- _What you have to do_:
Can you extract the lines from the first line of the entries below through the line that contains "Text: The display", reproducing each one unchanged?

- _Dataset records_:
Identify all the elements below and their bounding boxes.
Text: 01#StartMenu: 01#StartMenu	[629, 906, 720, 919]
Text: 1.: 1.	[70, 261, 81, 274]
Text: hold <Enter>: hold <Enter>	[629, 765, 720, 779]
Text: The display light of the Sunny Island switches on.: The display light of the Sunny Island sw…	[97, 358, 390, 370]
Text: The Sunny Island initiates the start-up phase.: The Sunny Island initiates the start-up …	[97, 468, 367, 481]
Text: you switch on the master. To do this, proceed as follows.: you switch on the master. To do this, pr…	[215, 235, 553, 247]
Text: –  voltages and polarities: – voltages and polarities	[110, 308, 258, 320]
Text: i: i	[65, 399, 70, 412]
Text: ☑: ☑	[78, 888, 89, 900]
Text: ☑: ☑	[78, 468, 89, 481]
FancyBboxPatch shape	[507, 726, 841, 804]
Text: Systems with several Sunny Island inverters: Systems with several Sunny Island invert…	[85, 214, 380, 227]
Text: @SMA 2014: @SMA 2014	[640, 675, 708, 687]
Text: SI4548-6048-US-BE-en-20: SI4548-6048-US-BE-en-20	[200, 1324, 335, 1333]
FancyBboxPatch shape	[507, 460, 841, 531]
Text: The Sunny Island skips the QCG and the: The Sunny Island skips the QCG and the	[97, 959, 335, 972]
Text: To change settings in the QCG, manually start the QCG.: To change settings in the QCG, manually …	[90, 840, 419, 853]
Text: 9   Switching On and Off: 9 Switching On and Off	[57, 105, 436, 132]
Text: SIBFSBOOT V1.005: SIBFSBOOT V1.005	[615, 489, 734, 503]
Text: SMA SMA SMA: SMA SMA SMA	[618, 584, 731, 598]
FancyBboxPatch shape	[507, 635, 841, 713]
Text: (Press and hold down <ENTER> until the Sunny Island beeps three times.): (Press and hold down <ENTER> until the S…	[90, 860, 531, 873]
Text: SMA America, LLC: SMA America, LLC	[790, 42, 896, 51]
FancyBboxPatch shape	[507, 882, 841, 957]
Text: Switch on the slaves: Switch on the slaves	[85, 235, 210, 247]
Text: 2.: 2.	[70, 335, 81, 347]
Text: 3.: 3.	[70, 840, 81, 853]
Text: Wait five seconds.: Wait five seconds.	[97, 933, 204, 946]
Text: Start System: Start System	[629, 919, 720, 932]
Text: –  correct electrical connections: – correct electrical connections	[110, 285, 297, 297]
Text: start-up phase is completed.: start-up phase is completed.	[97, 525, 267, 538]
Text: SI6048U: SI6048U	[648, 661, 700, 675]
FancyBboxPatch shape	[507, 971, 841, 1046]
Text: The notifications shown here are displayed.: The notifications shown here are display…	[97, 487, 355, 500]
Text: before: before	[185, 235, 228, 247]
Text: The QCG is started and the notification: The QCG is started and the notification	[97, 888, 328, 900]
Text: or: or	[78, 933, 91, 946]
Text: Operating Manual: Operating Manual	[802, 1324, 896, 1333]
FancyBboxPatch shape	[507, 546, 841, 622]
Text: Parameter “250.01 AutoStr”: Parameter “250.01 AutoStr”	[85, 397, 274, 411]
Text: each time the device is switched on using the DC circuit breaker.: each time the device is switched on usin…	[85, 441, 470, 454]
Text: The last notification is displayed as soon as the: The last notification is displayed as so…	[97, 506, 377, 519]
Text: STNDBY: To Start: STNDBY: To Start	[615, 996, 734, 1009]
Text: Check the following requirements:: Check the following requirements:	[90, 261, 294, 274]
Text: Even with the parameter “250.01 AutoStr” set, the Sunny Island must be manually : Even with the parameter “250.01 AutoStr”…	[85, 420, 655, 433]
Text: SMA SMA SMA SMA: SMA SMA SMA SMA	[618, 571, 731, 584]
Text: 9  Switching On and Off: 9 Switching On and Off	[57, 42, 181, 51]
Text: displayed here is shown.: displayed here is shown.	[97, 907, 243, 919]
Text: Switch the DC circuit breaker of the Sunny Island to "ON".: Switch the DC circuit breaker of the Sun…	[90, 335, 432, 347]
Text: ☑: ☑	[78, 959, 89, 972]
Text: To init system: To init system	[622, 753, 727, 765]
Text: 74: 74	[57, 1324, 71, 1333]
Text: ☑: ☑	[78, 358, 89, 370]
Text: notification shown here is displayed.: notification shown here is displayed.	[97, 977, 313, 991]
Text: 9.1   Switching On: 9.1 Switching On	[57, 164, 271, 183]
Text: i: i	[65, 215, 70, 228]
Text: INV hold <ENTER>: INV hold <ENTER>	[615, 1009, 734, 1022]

- _Response to the task_:
Identify all the elements below and their bounding boxes.
Text: 01#StartMenu: 01#StartMenu	[629, 906, 720, 919]
Text: 1.: 1.	[70, 261, 81, 274]
Text: hold <Enter>: hold <Enter>	[629, 765, 720, 779]
Text: The display light of the Sunny Island switches on.: The display light of the Sunny Island sw…	[97, 358, 390, 370]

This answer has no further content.